● Задание A
В строках данных, начиная со строки, содержащей «plus-icon: [252, 317, 262, 327]», и заканчивая строкой, содержащей «required-mark: *: [258, 207, 263, 217]», включительно, замените «api-list-item-label» на «api-list-item-title». Приведите только эти строки, оставив всё прочее без изменений.

Потрясающая органичность Мордюковой в роли комиссара Вавиловой связана не только с номинальной верностью типажу (хотя, конечно, и с этим; краснокосыночница там чуть не в генах: мать актрисы, ставшая для нее на всю жизнь примером и образцом, — как раз из краснокосыночниц, из «ячейки», с первых колхозных курсов на Кубани), но драма-то там и глубже, и темнее. Чем-то осложнена в Мордюковой простецкая природная сила, чем-то «уведена»; что-то демоническое проглядывает в здравомыслящей крестьянке, которая создана — любить, рожать, вести дом, а все-таки бросает дом, и ребенка бросает, и гибель любимого человека приемлет как фатальную неотвратимость: не удивляется смерти, не боится смерти, готова к смерти.

В сокрушительной природной силе, которую вкладывает Мордюкова в образ «комиссарши», нет именно того, чего ждешь по номиналу и типажу: нет сцепки слов, нет сухого фанатического огня.
Есть что-то более глубокое: то, что должно зацепиться за слова, должно загореться: какой-то просвет духа, провал духа, нечуемый демонизм, тихая доверчивость, перекрытая орущей решимостью. И эту потаенную драму в Мордюковой Аскольдов тоже учуял и понял, что она важнее номинальной горячечной веры, традиционно ожидаемой от «комиссара».

Чухрай когда-то в «Сорок первом» тоже не нашел в лавреневской комиссарше Марютке ничего стального; зато он нашел в ней нечто важное для эпохи Оттепели: нежное жизнелюбие и оттаивающую прелесть, — все это и сыграла Извицкая. ‹…› Аскольдов осмыслил эту коллизию во времена, далекие от «оттепели». Долгу он противопоставил не жизнелюбие. Что же? Безбытность? Безопорность природной силы? Незакрепленность этой силы в душе человека?

● Исходные данные

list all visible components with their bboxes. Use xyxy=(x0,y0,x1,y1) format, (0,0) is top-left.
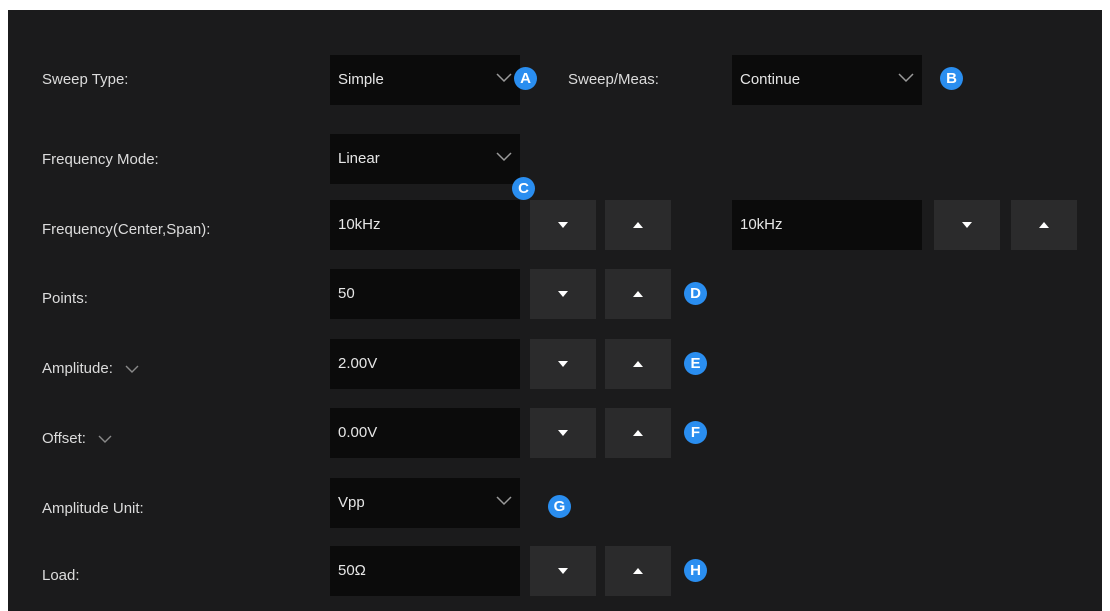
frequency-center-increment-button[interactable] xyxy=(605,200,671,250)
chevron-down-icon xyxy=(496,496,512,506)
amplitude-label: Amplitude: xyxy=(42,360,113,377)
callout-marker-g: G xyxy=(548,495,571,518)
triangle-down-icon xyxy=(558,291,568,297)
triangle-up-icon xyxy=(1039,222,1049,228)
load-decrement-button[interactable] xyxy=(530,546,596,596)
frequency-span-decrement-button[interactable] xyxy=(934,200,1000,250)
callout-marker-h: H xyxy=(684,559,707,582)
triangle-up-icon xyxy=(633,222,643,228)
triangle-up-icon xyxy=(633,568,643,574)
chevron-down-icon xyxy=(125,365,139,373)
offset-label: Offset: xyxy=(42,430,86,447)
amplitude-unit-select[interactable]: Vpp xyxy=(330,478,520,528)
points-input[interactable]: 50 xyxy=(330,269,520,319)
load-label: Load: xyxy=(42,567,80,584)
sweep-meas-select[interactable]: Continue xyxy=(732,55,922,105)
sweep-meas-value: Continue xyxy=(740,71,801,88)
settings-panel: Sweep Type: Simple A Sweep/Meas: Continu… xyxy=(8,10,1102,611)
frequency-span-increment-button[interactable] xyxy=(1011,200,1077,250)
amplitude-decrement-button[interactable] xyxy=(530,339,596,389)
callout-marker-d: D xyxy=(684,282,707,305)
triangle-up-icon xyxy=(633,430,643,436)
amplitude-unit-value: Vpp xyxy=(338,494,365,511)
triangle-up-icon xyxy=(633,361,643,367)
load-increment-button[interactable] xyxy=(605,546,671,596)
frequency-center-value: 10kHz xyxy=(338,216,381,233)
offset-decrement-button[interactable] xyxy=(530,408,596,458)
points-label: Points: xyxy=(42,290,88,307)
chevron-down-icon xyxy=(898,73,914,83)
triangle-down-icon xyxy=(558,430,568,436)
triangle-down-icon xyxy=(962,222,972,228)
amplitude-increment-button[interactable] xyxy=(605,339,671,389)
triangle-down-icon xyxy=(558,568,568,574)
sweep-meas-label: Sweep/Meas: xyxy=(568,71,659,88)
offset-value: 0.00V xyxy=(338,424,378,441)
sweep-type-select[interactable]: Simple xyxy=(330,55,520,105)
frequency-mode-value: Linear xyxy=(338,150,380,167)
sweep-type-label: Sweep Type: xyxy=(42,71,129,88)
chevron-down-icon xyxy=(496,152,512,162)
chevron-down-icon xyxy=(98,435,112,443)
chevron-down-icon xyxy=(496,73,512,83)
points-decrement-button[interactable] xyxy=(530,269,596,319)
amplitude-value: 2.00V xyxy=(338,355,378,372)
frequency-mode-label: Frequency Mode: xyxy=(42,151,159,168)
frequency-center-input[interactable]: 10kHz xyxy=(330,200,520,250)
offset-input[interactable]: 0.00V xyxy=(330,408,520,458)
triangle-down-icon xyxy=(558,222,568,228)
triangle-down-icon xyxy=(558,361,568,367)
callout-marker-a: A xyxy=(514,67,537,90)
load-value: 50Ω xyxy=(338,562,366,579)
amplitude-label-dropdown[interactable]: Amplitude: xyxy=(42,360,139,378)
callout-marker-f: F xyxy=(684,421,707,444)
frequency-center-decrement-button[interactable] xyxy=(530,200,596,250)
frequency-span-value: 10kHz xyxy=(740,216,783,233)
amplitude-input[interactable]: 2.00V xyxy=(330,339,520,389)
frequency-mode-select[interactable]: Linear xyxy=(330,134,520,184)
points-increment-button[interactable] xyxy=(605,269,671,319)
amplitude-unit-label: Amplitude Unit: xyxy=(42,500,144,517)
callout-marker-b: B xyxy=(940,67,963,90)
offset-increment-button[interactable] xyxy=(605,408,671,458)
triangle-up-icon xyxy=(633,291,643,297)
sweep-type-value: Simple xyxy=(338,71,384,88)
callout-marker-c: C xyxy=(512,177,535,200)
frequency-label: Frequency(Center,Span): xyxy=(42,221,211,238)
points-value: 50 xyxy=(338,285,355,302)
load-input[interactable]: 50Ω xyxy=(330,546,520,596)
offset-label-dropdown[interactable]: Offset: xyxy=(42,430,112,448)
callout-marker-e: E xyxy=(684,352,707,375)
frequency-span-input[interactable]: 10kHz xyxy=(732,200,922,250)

---

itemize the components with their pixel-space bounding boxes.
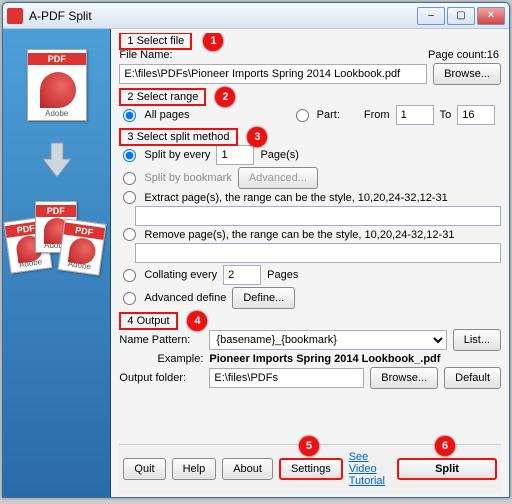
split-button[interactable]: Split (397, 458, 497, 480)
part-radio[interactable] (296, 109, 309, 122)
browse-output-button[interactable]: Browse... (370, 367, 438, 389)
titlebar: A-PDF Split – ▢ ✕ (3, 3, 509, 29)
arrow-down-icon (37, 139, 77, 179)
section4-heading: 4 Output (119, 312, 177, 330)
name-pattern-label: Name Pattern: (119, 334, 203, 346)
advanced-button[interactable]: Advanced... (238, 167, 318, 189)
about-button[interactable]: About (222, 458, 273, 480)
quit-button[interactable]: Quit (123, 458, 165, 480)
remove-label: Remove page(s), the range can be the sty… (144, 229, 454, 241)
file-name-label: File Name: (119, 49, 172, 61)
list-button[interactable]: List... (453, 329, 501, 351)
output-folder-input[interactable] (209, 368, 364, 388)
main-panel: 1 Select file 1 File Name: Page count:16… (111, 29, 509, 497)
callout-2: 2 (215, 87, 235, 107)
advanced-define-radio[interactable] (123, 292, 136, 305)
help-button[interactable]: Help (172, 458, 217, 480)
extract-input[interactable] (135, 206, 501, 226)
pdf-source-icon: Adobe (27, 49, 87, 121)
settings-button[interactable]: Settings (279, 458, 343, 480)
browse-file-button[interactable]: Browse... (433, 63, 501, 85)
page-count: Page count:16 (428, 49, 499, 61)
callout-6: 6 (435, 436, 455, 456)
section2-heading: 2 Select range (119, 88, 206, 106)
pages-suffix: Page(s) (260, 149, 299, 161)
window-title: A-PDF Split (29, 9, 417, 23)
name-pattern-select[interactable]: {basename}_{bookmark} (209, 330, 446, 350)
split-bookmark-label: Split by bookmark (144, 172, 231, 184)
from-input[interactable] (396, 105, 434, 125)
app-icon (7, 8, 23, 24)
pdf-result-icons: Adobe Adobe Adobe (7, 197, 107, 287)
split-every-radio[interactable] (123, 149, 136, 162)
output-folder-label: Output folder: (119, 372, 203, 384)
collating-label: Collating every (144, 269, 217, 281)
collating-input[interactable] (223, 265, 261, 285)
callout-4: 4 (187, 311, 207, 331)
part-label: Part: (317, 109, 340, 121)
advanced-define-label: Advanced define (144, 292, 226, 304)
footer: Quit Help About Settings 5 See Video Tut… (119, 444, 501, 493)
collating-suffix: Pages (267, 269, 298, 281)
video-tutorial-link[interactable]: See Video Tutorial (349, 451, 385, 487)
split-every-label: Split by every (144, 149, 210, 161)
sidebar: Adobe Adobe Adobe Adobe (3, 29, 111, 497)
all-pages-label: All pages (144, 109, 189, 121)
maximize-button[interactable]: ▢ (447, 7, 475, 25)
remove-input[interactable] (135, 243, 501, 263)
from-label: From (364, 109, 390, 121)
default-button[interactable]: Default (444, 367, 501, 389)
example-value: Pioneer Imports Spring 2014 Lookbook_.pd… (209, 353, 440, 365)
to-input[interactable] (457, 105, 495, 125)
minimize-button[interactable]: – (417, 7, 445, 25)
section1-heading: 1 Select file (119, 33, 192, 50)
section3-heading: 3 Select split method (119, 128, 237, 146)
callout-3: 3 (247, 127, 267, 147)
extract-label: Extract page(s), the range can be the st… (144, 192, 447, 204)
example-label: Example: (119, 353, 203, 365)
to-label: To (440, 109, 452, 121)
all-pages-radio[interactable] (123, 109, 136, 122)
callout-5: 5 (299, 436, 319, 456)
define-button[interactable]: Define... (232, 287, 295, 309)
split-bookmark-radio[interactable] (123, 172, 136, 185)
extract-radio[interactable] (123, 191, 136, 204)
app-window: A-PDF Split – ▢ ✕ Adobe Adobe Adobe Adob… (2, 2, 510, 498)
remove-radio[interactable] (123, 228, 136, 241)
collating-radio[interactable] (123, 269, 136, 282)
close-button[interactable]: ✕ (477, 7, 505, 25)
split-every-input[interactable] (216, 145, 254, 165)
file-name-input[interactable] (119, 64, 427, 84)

...

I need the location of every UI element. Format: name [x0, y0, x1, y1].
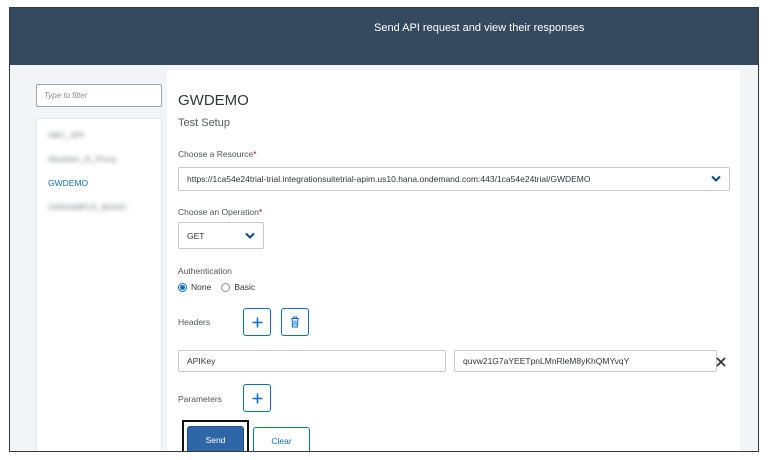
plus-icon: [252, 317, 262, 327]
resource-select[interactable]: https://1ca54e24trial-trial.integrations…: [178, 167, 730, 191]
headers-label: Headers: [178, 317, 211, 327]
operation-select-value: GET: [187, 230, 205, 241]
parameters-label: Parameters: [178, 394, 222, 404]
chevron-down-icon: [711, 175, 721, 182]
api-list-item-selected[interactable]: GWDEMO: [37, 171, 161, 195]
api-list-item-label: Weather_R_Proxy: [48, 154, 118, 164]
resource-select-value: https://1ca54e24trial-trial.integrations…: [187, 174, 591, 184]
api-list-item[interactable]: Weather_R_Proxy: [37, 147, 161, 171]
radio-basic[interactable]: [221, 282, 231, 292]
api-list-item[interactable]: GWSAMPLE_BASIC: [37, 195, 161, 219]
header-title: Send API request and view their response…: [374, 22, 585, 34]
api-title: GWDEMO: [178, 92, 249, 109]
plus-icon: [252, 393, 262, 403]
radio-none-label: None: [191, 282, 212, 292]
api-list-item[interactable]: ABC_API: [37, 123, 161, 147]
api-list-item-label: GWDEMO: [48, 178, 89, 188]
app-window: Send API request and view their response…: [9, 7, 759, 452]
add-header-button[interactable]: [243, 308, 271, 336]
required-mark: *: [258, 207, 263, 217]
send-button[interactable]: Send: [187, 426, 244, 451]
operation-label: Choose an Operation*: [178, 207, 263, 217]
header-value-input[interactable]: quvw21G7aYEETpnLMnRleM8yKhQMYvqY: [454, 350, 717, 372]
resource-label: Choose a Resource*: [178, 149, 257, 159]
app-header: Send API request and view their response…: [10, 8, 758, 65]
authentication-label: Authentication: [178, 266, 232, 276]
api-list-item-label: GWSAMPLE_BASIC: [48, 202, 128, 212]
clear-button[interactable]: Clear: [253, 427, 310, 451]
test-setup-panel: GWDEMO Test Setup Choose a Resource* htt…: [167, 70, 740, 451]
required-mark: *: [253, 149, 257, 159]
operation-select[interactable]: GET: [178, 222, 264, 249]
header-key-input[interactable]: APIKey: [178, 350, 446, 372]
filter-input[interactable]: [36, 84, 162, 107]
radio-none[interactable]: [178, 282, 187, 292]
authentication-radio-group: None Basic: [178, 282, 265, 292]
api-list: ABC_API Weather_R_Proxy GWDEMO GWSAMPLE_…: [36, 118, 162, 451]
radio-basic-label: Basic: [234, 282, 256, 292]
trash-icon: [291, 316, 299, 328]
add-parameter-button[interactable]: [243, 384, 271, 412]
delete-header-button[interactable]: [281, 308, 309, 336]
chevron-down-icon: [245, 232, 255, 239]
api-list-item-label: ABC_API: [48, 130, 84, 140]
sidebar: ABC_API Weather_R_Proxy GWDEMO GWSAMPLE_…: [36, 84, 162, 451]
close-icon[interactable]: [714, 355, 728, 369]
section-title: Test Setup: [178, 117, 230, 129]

● Задание B
Определите, согласуется ли каждое из утверждений с выбранным отрывком. Ответьте «да» или «нет» и приведите решающие слова отрывка точной цитатой. (i) Мать Мордюковой происходила из краснокосыночниц. (ii) В образе «комиссарши» у Мордюковой присутствует сухой фанатический огонь. (iii) Марютку в фильме «Сорок первый» сыграла Извицкая.

● Правильный ответ A
plus-icon: [252, 317, 262, 327]
resource-select[interactable]: https://1ca54e24trial-trial.integrations…: [178, 167, 730, 191]
headers-label: Headers: [178, 317, 211, 327]
operation-select-value: GET: [187, 230, 205, 241]
parameters-label: Parameters: [178, 394, 222, 404]
chevron-down-icon: [711, 175, 721, 182]
api-list-item-selected[interactable]: GWDEMO: [37, 171, 161, 195]
api-list-item-title: Weather_R_Proxy: [48, 154, 118, 164]
resource-select-value: https://1ca54e24trial-trial.integrations…: [187, 174, 591, 184]
api-list-item[interactable]: Weather_R_Proxy: [37, 147, 161, 171]
radio-basic[interactable]: [221, 282, 231, 292]
api-list-item[interactable]: GWSAMPLE_BASIC: [37, 195, 161, 219]
header-title: Send API request and view their response…: [374, 22, 585, 34]
api-title: GWDEMO: [178, 92, 249, 109]
plus-icon: [252, 393, 262, 403]
radio-none-label: None: [191, 282, 212, 292]
api-list-item[interactable]: ABC_API: [37, 123, 161, 147]
api-list-item-title: GWDEMO: [48, 178, 89, 188]
app-window: Send API request and view their response…: [9, 7, 759, 452]
add-header-button[interactable]: [243, 308, 271, 336]
required-mark: *: [258, 207, 263, 217]

● Правильный ответ B
(i) Да: «мать актрисы, ставшая для нее на всю жизнь примером и образцом, — как раз из краснокосыночниц».
(ii) Нет: «нет сцепки слов, нет сухого фанатического огня».
(iii) Да: «все это и сыграла Извицкая».